__Task objective__: Go through the data line by line. Copy each one holding the string "violence".

§

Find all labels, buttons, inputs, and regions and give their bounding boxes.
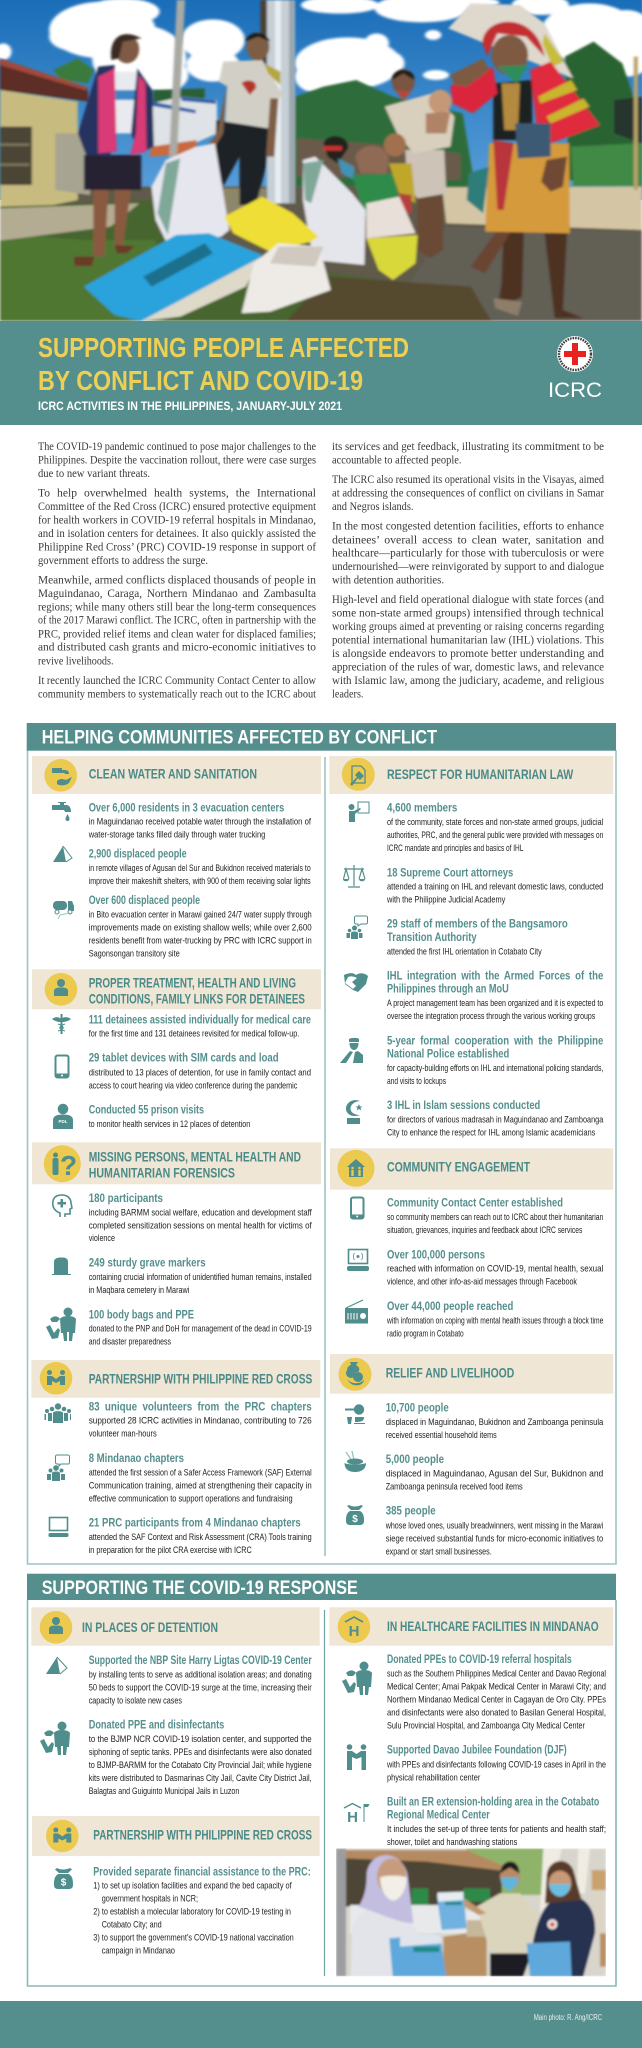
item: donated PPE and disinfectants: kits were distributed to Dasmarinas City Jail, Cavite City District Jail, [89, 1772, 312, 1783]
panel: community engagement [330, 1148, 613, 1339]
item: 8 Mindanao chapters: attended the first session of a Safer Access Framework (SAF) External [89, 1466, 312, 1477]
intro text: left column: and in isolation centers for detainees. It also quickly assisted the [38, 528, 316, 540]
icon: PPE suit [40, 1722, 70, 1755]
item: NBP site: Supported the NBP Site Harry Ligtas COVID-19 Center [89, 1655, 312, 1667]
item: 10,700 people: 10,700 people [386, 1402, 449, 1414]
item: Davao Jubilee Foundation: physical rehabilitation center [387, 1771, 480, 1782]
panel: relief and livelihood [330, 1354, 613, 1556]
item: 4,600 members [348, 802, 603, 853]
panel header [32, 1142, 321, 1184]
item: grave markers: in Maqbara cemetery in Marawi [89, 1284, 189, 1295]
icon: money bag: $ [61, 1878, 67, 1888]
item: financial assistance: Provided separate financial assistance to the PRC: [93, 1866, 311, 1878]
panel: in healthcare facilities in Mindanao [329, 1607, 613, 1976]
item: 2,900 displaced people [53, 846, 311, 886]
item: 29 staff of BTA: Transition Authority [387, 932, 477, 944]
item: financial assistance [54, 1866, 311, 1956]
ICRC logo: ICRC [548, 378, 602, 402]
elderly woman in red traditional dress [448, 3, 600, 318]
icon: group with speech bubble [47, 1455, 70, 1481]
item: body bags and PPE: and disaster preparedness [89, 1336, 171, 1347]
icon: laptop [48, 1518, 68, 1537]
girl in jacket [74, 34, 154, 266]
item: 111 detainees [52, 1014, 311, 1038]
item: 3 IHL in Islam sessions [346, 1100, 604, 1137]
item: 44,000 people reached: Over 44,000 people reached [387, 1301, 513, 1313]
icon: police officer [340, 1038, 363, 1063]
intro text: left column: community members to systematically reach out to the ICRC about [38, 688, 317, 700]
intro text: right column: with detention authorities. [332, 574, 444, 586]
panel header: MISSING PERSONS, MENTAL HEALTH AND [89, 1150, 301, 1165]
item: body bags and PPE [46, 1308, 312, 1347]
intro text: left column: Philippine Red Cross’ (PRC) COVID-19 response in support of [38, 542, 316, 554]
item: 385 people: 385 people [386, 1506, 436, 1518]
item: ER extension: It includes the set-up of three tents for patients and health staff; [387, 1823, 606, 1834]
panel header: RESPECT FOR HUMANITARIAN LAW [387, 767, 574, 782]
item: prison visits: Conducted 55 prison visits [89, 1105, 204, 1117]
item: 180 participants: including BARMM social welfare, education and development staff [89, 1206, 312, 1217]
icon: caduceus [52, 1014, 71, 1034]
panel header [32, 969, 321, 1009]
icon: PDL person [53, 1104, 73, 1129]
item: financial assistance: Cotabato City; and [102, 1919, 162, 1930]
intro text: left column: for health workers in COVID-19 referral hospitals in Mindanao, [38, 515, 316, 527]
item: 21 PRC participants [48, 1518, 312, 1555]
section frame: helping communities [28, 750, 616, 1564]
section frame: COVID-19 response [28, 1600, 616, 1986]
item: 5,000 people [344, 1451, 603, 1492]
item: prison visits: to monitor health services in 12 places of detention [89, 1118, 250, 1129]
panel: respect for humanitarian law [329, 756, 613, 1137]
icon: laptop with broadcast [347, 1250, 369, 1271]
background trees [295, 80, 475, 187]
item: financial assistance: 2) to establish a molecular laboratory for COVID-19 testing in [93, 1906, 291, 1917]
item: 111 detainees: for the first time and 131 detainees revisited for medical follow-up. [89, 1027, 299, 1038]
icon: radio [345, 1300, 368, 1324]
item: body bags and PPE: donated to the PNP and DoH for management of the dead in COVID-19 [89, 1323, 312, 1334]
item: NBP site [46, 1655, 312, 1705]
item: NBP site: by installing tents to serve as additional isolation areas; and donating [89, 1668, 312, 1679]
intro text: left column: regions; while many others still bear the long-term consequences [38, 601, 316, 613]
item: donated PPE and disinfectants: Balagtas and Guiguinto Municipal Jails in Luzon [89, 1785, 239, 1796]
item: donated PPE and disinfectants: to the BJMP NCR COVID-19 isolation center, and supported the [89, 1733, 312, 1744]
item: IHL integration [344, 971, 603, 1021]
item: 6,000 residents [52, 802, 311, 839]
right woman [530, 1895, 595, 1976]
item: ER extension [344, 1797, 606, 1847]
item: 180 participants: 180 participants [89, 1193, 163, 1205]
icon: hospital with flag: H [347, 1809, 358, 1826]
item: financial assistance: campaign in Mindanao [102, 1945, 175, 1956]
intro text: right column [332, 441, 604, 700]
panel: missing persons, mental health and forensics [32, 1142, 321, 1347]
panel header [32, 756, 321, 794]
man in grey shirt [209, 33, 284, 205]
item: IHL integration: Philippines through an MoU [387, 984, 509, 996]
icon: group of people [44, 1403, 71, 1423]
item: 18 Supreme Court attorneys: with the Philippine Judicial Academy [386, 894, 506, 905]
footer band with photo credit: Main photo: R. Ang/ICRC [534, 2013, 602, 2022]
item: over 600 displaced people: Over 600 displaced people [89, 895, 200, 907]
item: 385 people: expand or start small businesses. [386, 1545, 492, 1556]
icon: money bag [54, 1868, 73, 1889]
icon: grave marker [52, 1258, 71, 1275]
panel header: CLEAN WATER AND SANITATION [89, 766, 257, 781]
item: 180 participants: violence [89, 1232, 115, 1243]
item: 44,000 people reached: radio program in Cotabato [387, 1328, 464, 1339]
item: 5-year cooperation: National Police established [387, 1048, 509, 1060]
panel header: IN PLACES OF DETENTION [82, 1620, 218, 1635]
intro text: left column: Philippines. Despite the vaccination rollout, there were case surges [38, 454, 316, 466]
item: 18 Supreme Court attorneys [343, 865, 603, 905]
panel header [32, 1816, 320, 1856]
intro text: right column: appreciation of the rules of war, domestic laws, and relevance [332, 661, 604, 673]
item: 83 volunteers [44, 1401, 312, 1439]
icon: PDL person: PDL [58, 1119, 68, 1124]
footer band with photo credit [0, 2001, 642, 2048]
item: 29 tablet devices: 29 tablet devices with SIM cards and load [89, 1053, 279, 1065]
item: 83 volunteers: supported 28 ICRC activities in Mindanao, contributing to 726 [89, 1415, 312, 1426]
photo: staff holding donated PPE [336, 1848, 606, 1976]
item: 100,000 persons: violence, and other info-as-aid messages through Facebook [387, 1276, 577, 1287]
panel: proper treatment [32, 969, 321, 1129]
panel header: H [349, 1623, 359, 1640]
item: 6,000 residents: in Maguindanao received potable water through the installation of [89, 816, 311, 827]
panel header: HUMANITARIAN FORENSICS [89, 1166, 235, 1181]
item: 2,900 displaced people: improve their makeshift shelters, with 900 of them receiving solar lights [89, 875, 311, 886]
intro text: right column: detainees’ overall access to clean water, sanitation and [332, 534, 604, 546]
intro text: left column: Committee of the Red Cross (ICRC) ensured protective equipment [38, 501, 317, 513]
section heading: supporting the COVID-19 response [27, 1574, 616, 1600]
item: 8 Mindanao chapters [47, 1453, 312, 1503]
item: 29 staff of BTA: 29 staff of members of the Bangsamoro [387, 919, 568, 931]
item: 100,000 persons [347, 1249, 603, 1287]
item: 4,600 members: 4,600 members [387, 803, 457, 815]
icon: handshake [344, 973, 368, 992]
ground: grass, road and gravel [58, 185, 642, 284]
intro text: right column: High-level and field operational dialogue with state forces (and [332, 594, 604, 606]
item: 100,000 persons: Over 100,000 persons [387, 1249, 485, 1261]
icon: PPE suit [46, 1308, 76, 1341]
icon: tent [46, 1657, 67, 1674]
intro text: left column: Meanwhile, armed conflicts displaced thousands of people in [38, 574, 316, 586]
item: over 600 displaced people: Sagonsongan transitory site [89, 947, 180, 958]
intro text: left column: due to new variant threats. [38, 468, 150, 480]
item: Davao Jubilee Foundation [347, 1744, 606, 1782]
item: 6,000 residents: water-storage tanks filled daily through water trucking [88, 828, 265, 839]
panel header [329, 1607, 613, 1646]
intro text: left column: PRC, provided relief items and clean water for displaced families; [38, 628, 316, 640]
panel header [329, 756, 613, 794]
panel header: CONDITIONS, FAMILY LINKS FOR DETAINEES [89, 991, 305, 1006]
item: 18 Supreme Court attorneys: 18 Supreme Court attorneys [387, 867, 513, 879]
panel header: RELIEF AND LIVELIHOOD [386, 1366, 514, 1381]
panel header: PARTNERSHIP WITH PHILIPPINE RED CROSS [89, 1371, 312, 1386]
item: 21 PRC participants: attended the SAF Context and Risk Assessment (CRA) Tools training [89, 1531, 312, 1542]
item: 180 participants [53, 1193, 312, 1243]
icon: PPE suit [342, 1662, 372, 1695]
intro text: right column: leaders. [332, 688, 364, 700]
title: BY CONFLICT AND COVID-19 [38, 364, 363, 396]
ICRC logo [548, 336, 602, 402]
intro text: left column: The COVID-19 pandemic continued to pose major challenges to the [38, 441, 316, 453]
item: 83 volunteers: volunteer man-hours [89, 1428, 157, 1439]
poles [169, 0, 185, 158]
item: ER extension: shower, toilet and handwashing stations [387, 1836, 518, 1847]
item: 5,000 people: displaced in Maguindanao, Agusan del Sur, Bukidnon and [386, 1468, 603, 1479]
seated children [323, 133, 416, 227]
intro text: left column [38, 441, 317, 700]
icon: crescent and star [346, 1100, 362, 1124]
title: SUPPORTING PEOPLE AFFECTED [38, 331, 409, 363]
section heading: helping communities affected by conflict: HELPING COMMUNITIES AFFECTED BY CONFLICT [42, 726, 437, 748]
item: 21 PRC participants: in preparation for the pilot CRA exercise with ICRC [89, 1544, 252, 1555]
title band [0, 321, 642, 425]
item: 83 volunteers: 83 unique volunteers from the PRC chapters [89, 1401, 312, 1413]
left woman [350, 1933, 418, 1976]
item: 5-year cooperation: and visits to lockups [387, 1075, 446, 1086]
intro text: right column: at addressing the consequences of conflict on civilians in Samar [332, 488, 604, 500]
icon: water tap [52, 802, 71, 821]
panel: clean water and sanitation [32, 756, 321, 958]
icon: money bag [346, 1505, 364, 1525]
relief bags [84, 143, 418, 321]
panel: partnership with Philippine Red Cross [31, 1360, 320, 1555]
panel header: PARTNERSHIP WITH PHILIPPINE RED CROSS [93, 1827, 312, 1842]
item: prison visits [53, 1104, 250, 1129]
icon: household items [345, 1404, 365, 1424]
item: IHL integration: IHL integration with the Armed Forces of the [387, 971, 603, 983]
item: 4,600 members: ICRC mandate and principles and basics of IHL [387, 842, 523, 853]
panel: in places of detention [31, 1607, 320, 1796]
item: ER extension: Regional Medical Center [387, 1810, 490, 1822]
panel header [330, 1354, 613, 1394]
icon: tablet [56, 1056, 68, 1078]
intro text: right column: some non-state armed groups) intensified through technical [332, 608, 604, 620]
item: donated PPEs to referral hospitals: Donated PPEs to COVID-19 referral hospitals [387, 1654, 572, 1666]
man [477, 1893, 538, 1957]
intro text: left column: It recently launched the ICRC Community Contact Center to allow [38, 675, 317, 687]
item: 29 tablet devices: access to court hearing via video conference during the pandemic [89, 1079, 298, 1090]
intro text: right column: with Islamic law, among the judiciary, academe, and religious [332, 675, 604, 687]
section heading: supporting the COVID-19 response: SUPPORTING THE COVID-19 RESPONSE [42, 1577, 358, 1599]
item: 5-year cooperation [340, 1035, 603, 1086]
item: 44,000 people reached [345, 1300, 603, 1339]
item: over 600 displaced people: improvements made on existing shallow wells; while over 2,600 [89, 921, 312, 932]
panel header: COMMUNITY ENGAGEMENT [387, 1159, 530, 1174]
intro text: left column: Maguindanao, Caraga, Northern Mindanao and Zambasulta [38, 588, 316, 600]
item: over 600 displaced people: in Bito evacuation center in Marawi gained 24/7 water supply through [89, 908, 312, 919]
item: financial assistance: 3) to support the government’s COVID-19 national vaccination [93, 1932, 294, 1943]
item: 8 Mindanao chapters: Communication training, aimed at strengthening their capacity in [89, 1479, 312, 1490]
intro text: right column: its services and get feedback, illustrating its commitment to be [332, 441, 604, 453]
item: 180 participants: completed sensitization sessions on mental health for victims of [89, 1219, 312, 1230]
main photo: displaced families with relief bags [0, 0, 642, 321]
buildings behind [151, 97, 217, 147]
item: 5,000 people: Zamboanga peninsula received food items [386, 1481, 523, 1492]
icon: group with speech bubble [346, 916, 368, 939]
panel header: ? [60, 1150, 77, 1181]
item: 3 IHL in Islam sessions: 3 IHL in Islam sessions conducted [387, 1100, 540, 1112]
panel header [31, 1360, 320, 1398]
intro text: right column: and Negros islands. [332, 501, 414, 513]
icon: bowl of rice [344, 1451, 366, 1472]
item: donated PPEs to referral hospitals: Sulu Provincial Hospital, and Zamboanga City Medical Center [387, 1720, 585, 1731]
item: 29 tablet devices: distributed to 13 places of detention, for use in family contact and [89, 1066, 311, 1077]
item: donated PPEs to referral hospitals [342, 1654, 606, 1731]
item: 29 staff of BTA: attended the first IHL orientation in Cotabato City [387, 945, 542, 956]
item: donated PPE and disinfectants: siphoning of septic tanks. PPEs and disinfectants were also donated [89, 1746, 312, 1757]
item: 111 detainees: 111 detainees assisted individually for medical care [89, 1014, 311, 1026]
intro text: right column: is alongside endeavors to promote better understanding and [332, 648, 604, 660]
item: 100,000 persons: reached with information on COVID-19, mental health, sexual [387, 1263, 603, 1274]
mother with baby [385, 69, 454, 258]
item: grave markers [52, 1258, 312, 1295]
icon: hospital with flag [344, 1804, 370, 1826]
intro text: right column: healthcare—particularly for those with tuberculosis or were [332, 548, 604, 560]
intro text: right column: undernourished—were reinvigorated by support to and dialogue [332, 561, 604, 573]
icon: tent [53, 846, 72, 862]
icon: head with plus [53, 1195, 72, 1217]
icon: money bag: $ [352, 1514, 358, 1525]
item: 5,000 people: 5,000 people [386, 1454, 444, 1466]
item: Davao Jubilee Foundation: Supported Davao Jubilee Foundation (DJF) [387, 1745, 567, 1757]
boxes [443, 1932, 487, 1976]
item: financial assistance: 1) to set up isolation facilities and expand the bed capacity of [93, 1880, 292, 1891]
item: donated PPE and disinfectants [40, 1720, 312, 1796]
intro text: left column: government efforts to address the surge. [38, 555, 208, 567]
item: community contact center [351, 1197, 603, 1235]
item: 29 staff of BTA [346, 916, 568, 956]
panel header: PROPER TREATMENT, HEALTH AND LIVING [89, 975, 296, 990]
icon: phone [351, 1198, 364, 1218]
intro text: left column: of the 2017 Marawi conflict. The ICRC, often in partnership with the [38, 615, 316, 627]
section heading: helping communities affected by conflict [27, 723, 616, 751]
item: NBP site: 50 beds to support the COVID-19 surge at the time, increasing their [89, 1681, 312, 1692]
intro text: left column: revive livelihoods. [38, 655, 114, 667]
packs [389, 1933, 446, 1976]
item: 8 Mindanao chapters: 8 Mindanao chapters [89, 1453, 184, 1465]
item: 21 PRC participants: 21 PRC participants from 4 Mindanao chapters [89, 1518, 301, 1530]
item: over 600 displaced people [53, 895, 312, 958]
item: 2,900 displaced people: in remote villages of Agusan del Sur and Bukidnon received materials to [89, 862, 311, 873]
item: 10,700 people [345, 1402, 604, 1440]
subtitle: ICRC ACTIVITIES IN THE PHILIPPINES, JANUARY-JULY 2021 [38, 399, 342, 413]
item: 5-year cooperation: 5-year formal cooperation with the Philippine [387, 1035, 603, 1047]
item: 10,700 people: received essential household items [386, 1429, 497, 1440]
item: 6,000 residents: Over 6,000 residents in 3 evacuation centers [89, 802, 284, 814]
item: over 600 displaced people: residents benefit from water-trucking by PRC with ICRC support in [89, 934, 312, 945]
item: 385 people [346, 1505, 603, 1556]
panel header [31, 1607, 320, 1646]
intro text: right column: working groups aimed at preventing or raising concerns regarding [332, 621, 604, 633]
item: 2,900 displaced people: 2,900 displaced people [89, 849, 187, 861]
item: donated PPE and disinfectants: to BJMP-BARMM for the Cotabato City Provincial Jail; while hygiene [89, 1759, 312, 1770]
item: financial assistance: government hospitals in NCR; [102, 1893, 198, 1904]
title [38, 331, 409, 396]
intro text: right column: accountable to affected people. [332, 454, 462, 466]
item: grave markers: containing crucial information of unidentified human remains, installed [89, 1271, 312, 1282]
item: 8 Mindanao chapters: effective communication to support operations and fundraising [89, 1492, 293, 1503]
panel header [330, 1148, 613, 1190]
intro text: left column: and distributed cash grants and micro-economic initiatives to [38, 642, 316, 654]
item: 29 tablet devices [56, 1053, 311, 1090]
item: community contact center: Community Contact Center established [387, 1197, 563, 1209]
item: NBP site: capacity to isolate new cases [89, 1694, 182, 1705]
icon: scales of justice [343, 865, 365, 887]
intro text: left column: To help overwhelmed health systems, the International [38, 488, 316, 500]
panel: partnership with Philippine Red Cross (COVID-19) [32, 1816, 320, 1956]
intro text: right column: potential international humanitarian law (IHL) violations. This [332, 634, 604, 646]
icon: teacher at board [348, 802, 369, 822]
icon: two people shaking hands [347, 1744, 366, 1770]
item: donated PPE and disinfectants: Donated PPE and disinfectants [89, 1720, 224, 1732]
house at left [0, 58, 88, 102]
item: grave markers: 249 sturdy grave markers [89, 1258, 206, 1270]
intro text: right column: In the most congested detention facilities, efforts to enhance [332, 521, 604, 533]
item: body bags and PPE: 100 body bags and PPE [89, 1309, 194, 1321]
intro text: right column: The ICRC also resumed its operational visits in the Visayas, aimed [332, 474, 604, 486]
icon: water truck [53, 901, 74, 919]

§

__Reply to the exercise__:
item: 180 participants: violence [89, 1232, 115, 1243]
item: 100,000 persons: violence, and other info-as-aid messages through Facebook [387, 1276, 577, 1287]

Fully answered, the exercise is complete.